# Instruction:
Look through the data for the string "Britt". Copy every line where it is found.

Stored data:
[start]

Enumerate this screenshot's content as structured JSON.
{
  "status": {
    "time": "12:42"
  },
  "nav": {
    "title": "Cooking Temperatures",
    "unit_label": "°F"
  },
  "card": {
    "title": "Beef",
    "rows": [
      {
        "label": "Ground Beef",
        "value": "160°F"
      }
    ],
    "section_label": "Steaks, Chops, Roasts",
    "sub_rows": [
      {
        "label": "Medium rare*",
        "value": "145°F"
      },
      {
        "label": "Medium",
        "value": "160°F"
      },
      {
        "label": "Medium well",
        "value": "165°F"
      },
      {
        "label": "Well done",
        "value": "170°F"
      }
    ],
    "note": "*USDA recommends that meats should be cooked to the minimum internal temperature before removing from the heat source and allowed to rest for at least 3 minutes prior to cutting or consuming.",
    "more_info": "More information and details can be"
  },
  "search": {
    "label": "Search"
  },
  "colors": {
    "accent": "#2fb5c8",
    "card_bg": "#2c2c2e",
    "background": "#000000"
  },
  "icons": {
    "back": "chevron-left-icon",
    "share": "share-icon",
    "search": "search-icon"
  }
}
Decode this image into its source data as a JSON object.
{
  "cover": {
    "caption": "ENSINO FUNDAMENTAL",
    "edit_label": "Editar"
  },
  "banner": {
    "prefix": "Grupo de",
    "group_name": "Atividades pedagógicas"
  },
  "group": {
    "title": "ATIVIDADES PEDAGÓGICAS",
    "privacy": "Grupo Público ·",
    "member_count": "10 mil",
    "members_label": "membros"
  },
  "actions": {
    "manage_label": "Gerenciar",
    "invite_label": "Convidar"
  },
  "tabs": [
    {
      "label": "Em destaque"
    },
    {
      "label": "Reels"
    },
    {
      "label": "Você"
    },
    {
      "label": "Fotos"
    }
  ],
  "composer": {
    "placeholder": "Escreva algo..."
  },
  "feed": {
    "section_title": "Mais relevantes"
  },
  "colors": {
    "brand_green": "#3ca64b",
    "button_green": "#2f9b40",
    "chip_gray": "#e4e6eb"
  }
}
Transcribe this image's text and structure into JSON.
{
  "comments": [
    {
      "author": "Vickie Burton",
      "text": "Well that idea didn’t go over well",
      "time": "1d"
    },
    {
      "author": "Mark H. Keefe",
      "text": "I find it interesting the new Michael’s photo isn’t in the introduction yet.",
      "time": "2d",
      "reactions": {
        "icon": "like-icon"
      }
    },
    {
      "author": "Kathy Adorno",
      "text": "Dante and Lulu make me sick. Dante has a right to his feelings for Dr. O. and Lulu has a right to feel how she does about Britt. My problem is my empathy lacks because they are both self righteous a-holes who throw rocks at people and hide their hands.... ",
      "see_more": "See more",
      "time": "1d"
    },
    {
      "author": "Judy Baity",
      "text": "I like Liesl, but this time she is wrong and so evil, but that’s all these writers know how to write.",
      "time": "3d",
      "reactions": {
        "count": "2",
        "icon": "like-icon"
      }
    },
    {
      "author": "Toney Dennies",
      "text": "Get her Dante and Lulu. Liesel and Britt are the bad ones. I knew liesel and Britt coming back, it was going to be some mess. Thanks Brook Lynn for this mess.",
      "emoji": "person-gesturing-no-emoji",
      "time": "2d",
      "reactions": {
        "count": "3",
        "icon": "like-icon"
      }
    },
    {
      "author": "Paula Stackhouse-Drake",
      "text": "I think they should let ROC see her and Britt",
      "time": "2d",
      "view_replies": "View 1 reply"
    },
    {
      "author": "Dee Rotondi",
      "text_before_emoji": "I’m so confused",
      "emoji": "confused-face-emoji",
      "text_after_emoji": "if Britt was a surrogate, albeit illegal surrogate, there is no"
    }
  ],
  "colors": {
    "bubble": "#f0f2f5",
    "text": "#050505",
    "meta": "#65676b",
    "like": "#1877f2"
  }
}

[end]

# Expected output:
      "text": "Dante and Lulu make me sick. Dante has a right to his feelings for Dr. O. and Lulu has a right to feel how she does about Britt. My problem is my empathy lacks because they are both self righteous a-holes who throw rocks at people and hide their hands.... ",
      "text": "Get her Dante and Lulu. Liesel and Britt are the bad ones. I knew liesel and Britt coming back, it was going to be some mess. Thanks Brook Lynn for this mess.",
      "text": "I think they should let ROC see her and Britt",
      "text_after_emoji": "if Britt was a surrogate, albeit illegal surrogate, there is no"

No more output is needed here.